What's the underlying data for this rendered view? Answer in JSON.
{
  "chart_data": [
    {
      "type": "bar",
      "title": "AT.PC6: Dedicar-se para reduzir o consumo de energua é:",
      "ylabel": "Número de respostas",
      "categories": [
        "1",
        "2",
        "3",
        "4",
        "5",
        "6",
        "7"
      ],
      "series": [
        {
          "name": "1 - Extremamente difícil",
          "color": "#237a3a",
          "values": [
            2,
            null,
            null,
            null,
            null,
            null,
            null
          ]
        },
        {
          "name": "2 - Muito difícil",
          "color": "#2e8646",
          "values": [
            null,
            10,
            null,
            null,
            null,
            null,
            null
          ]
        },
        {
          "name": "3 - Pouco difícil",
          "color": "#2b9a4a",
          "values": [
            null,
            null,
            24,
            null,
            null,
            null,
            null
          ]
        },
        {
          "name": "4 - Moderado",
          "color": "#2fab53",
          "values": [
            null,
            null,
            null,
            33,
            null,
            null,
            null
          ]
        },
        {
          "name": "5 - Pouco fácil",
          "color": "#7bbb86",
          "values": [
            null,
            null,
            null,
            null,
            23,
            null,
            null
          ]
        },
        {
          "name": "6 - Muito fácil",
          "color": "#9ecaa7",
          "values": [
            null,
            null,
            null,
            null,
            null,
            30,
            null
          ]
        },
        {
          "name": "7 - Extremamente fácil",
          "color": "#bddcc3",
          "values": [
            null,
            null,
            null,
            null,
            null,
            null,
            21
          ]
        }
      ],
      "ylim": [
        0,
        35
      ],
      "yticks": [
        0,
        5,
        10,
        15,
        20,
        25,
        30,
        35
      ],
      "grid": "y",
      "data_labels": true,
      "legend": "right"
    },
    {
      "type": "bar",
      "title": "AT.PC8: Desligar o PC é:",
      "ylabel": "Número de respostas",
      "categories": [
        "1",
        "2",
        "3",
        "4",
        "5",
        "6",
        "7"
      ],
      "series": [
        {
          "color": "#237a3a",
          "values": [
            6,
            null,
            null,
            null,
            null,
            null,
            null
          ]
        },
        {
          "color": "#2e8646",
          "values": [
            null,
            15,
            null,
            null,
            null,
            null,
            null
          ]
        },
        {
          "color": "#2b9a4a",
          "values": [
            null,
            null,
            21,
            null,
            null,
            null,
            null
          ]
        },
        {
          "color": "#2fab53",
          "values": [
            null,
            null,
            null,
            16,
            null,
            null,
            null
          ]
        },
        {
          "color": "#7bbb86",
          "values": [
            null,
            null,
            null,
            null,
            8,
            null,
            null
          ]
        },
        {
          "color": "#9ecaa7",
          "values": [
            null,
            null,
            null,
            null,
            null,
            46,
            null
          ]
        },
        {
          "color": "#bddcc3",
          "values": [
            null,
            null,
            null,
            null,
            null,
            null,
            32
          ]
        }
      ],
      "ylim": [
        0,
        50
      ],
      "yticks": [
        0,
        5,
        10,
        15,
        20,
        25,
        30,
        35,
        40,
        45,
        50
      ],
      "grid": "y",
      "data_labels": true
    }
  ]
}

========

Problem requirements: From the entries above, copy each line holding "difícil".

Answer to the task:
          "name": "1 - Extremamente difícil",
          "name": "2 - Muito difícil",
          "name": "3 - Pouco difícil",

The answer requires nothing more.